*DIRECTION:* State the number of lines, and only that number, in which the word "Ekoludek" appears.

*TASK INPUT:*
-*-*-

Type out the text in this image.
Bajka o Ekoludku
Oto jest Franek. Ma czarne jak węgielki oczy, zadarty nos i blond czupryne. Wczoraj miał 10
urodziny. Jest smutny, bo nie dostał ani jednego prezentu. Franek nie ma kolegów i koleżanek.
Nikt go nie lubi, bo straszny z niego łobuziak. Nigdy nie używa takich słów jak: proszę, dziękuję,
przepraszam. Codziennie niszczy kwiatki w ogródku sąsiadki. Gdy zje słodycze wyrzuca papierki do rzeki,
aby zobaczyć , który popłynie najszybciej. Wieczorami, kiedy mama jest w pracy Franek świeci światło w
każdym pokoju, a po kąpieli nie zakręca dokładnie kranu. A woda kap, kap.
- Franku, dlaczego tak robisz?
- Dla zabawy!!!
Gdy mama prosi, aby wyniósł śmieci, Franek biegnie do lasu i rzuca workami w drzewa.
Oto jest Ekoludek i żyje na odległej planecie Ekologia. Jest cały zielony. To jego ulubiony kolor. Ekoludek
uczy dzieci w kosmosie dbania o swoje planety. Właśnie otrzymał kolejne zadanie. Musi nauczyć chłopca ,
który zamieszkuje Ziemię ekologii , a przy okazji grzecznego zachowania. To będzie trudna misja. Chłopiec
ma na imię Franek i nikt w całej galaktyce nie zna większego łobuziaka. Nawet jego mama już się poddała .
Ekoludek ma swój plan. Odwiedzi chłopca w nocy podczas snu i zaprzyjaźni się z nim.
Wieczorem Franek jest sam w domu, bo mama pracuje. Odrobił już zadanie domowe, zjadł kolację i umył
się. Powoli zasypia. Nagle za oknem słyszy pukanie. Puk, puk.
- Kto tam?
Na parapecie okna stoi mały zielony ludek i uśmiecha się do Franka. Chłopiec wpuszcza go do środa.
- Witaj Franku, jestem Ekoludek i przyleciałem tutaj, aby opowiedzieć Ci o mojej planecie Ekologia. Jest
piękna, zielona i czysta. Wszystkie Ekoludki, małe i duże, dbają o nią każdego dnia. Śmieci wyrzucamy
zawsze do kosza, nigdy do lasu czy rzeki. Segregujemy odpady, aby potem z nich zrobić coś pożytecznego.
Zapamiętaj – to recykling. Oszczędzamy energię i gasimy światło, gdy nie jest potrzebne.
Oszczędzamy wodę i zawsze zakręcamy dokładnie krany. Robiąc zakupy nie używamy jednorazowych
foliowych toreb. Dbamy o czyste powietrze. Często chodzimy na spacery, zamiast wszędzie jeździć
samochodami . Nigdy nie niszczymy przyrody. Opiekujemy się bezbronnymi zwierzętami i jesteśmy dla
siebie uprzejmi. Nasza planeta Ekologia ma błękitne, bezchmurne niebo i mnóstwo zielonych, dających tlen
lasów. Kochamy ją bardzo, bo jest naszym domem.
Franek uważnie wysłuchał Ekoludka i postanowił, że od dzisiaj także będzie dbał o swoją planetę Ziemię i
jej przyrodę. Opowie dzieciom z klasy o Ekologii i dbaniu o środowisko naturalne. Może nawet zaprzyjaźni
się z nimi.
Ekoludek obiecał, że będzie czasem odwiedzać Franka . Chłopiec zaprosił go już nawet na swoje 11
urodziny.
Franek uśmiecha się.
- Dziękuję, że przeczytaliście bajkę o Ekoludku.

-*-*-

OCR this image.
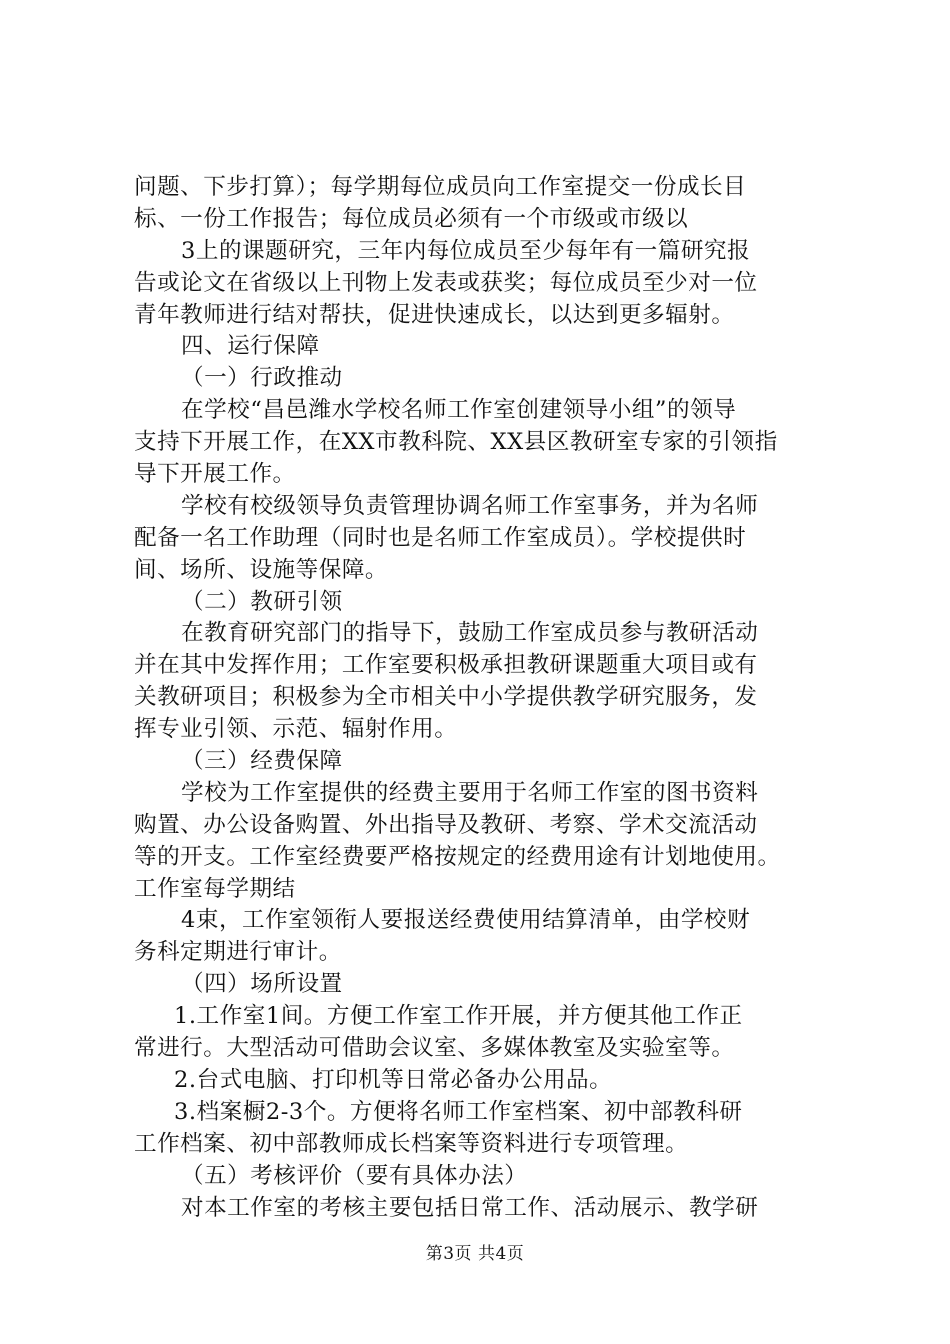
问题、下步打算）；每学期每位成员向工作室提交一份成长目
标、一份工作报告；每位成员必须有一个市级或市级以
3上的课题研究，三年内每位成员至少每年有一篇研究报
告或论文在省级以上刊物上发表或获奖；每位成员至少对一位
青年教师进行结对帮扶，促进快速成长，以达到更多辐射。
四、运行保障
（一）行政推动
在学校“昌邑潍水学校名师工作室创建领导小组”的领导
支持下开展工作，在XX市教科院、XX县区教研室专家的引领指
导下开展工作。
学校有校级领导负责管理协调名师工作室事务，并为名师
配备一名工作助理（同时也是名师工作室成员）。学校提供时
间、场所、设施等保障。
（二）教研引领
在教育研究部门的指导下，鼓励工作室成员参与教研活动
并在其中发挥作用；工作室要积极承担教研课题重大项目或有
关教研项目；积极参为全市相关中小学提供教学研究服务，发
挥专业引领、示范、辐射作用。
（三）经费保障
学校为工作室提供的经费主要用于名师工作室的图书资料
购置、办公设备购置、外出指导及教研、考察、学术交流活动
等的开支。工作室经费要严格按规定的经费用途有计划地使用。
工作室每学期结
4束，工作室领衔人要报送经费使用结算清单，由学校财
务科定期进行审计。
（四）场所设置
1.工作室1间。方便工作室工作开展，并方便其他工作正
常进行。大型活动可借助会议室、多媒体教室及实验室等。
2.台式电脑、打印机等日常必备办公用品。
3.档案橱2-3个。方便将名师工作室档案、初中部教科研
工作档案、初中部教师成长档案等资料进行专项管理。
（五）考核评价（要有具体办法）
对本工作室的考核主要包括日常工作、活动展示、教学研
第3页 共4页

-*-*-

*COMPLETE ANSWER:* 4